▸ EXTRACTED DATA:
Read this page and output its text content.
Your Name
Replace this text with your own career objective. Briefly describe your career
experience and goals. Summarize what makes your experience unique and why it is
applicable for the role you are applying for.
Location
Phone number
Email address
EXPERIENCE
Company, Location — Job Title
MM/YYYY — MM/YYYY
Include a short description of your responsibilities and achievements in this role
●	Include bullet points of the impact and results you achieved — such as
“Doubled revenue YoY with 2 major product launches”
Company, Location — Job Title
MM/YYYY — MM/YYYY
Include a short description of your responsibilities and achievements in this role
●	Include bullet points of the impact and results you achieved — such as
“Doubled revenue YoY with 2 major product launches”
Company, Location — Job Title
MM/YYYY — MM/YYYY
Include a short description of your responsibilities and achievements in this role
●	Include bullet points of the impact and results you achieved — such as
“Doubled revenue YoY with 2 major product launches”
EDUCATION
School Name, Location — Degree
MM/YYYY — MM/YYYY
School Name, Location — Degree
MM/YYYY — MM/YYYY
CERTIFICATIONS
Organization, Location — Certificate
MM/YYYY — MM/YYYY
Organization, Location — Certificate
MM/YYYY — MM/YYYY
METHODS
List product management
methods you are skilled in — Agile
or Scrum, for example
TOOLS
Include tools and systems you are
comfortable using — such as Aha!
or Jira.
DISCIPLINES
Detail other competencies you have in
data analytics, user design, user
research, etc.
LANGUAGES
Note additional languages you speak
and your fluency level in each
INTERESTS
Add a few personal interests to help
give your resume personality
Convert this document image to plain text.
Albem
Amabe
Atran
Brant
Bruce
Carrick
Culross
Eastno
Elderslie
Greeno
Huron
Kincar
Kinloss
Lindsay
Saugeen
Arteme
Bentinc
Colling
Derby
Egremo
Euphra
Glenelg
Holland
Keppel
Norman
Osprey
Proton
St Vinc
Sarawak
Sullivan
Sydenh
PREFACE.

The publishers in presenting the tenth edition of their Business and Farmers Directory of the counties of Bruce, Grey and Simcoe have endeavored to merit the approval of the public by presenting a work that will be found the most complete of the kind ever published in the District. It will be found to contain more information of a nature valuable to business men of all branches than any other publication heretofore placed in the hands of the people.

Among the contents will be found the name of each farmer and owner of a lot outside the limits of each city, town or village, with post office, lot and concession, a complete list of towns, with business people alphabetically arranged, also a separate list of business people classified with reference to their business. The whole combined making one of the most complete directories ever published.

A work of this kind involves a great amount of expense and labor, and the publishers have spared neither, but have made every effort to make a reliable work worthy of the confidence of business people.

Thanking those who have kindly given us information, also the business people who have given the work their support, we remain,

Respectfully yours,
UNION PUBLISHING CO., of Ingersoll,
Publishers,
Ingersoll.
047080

▸ JOB:
Extract the entries above verbatim.

▸ CORRECT OUTPUT:
Read this page and output its text content.
Your Name
Replace this text with your own career objective. Briefly describe your career
experience and goals. Summarize what makes your experience unique and why it is
applicable for the role you are applying for.
Location
Phone number
Email address
EXPERIENCE
Company, Location — Job Title
MM/YYYY — MM/YYYY
Include a short description of your responsibilities and achievements in this role
●	Include bullet points of the impact and results you achieved — such as
“Doubled revenue YoY with 2 major product launches”
Company, Location — Job Title
MM/YYYY — MM/YYYY
Include a short description of your responsibilities and achievements in this role
●	Include bullet points of the impact and results you achieved — such as
“Doubled revenue YoY with 2 major product launches”
Company, Location — Job Title
MM/YYYY — MM/YYYY
Include a short description of your responsibilities and achievements in this role
●	Include bullet points of the impact and results you achieved — such as
“Doubled revenue YoY with 2 major product launches”
EDUCATION
School Name, Location — Degree
MM/YYYY — MM/YYYY
School Name, Location — Degree
MM/YYYY — MM/YYYY
CERTIFICATIONS
Organization, Location — Certificate
MM/YYYY — MM/YYYY
Organization, Location — Certificate
MM/YYYY — MM/YYYY
METHODS
List product management
methods you are skilled in — Agile
or Scrum, for example
TOOLS
Include tools and systems you are
comfortable using — such as Aha!
or Jira.
DISCIPLINES
Detail other competencies you have in
data analytics, user design, user
research, etc.
LANGUAGES
Note additional languages you speak
and your fluency level in each
INTERESTS
Add a few personal interests to help
give your resume personality
Convert this document image to plain text.
Albem
Amabe
Atran
Brant
Bruce
Carrick
Culross
Eastno
Elderslie
Greeno
Huron
Kincar
Kinloss
Lindsay
Saugeen
Arteme
Bentinc
Colling
Derby
Egremo
Euphra
Glenelg
Holland
Keppel
Norman
Osprey
Proton
St Vinc
Sarawak
Sullivan
Sydenh
PREFACE.

The publishers in presenting the tenth edition of their Business and Farmers Directory of the counties of Bruce, Grey and Simcoe have endeavored to merit the approval of the public by presenting a work that will be found the most complete of the kind ever published in the District. It will be found to contain more information of a nature valuable to business men of all branches than any other publication heretofore placed in the hands of the people.

Among the contents will be found the name of each farmer and owner of a lot outside the limits of each city, town or village, with post office, lot and concession, a complete list of towns, with business people alphabetically arranged, also a separate list of business people classified with reference to their business. The whole combined making one of the most complete directories ever published.

A work of this kind involves a great amount of expense and labor, and the publishers have spared neither, but have made every effort to make a reliable work worthy of the confidence of business people.

Thanking those who have kindly given us information, also the business people who have given the work their support, we remain,

Respectfully yours,
UNION PUBLISHING CO., of Ingersoll,
Publishers,
Ingersoll.
047080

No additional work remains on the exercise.